* **AUFGABENSTELLUNG A**
Schreiben Sie aus dem Text über die Wiener Hauptbibliothek die Passage von „Die Hauptbibliothek ist“ bis einschließlich „Schanigarten sitzen könnten.“ wortgetreu ab.
* **AUFGABENSTELLUNG B**
In welche Straßen hat sich der Straßenstrich laut dem Text über die Wiener Hauptbibliothek zurückgezogen?
* **AUFGABENSTELLUNG C**
Prüfen Sie, ob die folgenden Aussagen mit dem Text über die Wiener Hauptbibliothek übereinstimmen, und belegen Sie jedes Ja oder Nein mit einem wörtlichen Zitat: (i) Ruth interessiert sich sehr für die Aussicht vom Bibliotheksdach. (ii) Vom Bibliotheksdach aus ist der Wienerberg zu sehen. (iii) Die „Ulf“-Straßenbahn ist eine Niederflurbahn.

==== ANGEZEIGTER TEXT ====

Foto: Reuters/Prammer
Wien - "Wenn wir auf Urlaub fahren, geben die in der Hauptbibliothek sicher eine Vermisstenanzeige auf", grinst der Vater von Ruth. Denn die 15-Jährige hat das Innere des neuen Flaggschiffes der Gürtelbauten zu ihrem zweiten Wohnzimmer erkoren. Nachmittage und in den Ferien ganze Tage lang sitzt sie in der Hauptbibliothek und schmökert in sich hinein, was ihr zwischen die Finger kommt. Auf die Frage, was sie denn so lese, gibt's meist eine lapidare Antwort wie: "Alles."

Die neue Aussicht weiter oben interessiert sie nicht sonderlich - ihre Welt findet sie zwischen den Zeilen. Dabei bietet das Bibliotheksdach eine Perspektive, die man vom Gürtel aus so noch nicht kannte. Wenn man da oben auf dem hochseedampferähnlichen Gebäude steht, taucht auf einmal der Wienerberg aus dem Häusermeer auf. Auf der anderen Seite der Bibliothek ist mit einem mal der Kahlenberg in Sicht. Auch der direkte Blick hinunter eröffnet neue Einsichten - auf das technische "Innenleben" der "Ulf"-Straßenbahndächer. Jetzt ist zu sehen, dass oben alles untergebracht wurde, was bei dieser Niederflur-"Bim" unter dem Boden eingespart wurde.

Baulicher und optischer Abschluss einer Entwicklung

Die Hauptbibliothek ist baulicher und optischer Abschluss einer Entwicklung, die mit der Revitalisierung des Gürtels begann. Vor ein paar Jahren noch zog es fast ausschließlich das schaulüsterne Publikum an den Gürtel. Aber nach dem Einzug der neuen, teils schicken Lokale in die Stadtbahnbögen hatte sich der Straßenstrich rasch in dunklere Straßen im Umfeld zurückgezogen - in die Goldschlag-, März- und Hütteldorfer Straße etwa. Welcher Freier würde schon am Gürtel seine Runden drehen, wenn seine Kinder im Lokal gegenüber im Schanigarten sitzen könnten.

==== ANGEZEIGTE ZEILEN ====

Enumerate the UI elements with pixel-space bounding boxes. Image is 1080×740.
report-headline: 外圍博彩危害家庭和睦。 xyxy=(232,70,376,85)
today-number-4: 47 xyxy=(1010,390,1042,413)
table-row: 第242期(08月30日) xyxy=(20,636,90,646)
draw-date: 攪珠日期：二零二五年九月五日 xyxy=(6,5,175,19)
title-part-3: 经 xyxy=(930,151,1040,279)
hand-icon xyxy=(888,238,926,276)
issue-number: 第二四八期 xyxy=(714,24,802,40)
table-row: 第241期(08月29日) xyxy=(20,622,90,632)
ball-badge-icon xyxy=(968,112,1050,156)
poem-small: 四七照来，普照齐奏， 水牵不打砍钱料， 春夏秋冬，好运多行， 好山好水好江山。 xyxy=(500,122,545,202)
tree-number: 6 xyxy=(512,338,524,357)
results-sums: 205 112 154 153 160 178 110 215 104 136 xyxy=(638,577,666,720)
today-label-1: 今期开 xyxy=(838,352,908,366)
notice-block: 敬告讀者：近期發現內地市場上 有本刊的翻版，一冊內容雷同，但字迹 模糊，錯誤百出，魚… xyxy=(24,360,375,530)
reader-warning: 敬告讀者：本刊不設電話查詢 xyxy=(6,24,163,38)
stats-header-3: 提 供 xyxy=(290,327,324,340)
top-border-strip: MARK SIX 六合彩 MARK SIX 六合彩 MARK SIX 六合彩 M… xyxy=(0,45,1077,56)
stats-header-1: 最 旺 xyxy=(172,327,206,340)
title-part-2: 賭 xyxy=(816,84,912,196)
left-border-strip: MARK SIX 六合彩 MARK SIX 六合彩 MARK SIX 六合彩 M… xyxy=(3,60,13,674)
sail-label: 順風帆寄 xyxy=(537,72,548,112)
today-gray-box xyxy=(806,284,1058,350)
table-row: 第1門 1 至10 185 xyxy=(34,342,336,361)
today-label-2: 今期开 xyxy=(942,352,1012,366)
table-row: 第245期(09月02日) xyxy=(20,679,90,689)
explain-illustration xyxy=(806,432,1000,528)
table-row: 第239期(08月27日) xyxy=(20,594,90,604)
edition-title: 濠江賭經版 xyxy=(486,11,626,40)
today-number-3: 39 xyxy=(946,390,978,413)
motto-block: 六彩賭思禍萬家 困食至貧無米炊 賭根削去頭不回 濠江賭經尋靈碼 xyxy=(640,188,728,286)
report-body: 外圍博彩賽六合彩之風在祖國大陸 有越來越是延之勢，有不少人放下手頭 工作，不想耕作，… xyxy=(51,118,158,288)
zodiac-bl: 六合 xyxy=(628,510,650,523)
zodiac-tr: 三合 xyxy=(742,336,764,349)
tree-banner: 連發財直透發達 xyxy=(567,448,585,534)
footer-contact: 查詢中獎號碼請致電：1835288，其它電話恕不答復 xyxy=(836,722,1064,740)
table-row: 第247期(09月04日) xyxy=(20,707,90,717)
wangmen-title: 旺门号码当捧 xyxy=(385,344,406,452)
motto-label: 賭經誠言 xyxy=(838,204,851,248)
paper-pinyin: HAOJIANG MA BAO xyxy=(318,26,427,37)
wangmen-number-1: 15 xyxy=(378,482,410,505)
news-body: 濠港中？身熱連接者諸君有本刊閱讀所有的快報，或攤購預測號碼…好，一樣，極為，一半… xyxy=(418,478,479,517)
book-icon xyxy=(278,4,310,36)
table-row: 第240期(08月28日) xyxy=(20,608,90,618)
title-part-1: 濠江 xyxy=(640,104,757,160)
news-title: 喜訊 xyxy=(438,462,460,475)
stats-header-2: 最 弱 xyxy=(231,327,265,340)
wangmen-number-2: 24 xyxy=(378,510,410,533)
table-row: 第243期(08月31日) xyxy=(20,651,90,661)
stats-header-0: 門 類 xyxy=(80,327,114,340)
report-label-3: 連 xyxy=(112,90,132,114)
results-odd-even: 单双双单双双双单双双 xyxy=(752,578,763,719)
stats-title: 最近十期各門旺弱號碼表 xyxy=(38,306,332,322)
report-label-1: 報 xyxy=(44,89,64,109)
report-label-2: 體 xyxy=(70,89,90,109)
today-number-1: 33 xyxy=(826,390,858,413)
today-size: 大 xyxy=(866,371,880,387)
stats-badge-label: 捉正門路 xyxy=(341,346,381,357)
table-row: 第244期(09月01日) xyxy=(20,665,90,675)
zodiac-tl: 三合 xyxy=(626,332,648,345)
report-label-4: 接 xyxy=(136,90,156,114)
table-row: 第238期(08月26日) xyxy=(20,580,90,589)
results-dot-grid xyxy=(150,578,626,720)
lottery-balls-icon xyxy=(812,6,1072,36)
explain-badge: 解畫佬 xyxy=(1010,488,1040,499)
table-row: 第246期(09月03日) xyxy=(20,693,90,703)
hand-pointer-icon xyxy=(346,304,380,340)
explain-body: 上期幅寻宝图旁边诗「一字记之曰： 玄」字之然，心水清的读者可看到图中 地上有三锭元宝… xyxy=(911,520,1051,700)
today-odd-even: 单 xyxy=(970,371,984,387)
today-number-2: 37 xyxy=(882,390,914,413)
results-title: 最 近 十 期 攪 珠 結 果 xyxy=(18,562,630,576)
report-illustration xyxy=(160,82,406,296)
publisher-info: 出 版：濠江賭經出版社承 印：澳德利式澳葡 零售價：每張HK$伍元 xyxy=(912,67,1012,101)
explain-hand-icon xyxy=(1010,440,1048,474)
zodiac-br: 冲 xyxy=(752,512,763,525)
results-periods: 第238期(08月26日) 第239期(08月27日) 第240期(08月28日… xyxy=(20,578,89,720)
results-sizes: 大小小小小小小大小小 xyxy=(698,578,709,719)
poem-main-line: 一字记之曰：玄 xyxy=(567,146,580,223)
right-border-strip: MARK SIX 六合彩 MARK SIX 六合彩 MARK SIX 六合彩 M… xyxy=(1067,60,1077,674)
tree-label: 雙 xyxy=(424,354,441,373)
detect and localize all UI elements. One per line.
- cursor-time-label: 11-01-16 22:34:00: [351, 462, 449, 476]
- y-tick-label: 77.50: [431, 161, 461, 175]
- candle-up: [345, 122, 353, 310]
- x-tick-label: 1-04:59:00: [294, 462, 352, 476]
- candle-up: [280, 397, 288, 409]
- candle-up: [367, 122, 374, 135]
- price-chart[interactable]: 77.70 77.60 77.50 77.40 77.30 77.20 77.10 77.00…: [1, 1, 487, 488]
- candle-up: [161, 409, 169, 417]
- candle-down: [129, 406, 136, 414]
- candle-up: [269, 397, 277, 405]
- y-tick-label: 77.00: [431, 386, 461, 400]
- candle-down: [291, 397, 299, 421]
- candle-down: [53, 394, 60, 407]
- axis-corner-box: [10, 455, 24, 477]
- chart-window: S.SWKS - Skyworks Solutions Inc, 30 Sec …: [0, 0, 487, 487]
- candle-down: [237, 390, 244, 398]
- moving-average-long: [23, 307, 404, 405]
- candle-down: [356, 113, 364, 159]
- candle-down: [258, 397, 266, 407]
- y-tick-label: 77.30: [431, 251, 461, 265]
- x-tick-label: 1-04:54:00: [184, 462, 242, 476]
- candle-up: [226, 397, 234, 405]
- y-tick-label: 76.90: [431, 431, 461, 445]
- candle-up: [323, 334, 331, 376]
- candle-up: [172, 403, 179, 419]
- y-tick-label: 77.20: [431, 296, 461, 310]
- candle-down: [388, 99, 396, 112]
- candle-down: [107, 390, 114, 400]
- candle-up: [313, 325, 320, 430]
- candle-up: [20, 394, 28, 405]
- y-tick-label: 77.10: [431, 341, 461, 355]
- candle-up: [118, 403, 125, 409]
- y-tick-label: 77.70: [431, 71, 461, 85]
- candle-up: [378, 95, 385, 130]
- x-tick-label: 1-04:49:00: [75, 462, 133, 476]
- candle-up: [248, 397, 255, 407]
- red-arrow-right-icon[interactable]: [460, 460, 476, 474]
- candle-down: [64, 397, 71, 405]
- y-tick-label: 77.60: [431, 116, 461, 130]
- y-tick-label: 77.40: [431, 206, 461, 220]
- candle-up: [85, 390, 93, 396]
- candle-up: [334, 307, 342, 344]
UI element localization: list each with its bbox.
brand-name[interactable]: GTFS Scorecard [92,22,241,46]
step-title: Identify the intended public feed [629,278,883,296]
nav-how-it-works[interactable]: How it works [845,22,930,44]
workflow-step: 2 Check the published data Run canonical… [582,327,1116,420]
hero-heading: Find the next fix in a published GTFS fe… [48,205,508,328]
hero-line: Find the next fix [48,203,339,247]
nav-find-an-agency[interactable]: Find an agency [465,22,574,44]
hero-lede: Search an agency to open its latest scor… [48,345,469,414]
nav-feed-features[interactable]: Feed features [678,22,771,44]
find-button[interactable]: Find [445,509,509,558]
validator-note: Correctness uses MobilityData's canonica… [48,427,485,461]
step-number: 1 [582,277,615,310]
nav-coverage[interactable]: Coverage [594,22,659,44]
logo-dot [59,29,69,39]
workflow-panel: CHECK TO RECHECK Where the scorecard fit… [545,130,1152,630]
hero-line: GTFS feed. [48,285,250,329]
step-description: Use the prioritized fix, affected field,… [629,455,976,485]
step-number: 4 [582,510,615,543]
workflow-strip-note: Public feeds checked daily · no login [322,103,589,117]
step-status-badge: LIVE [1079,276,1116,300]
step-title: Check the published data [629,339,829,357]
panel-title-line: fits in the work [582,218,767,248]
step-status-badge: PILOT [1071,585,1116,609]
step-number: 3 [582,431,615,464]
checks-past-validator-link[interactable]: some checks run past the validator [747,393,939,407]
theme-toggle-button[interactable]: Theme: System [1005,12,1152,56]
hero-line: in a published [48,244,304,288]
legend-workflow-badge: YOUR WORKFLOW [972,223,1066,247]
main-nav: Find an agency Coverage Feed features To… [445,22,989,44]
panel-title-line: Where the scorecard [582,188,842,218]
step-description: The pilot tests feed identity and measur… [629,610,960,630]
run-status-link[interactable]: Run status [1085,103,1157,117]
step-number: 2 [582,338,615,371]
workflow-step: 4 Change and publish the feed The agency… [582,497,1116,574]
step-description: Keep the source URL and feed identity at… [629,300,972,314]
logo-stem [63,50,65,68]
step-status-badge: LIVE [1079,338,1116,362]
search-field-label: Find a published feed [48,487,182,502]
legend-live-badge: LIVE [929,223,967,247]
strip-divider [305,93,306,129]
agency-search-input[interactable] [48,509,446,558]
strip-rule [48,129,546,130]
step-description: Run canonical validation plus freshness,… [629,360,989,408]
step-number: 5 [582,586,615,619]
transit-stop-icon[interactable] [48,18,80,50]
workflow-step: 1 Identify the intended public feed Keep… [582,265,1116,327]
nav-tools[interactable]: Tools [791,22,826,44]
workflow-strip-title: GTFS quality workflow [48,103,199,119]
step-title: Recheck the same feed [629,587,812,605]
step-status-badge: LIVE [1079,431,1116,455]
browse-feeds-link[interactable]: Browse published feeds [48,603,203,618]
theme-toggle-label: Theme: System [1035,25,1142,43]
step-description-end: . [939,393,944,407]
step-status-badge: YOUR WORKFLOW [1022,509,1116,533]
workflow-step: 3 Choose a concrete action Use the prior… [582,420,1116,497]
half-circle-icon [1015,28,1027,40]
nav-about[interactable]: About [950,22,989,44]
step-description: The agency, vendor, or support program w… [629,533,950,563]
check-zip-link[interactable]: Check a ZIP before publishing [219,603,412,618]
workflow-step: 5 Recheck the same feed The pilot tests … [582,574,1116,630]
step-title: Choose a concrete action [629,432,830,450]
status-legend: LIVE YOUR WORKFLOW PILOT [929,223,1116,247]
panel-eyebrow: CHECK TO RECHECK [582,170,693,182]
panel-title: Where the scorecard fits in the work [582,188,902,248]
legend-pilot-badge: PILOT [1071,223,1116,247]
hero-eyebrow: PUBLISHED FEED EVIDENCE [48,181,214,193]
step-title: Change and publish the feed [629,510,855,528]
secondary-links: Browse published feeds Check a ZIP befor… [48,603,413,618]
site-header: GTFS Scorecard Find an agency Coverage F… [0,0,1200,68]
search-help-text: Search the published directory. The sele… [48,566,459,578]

====

* **ANTWORT A**
Die Hauptbibliothek ist baulicher und optischer Abschluss einer Entwicklung, die mit der Revitalisierung des Gürtels begann. Vor ein paar Jahren noch zog es fast ausschließlich das schaulüsterne Publikum an den Gürtel. Aber nach dem Einzug der neuen, teils schicken Lokale in die Stadtbahnbögen hatte sich der Straßenstrich rasch in dunklere Straßen im Umfeld zurückgezogen - in die Goldschlag-, März- und Hütteldorfer Straße etwa. Welcher Freier würde schon am Gürtel seine Runden drehen, wenn seine Kinder im Lokal gegenüber im Schanigarten sitzen könnten.

* **ANTWORT B**
In dunklere Straßen im Umfeld, etwa in die Goldschlag-, März- und Hütteldorfer Straße.

* **ANTWORT C**
(i) Nein: „Die neue Aussicht weiter oben interessiert sie nicht sonderlich“
(ii) Ja: „taucht auf einmal der Wienerberg aus dem Häusermeer auf“
(iii) Ja: „was bei dieser Niederflur-"Bim" unter dem Boden eingespart wurde“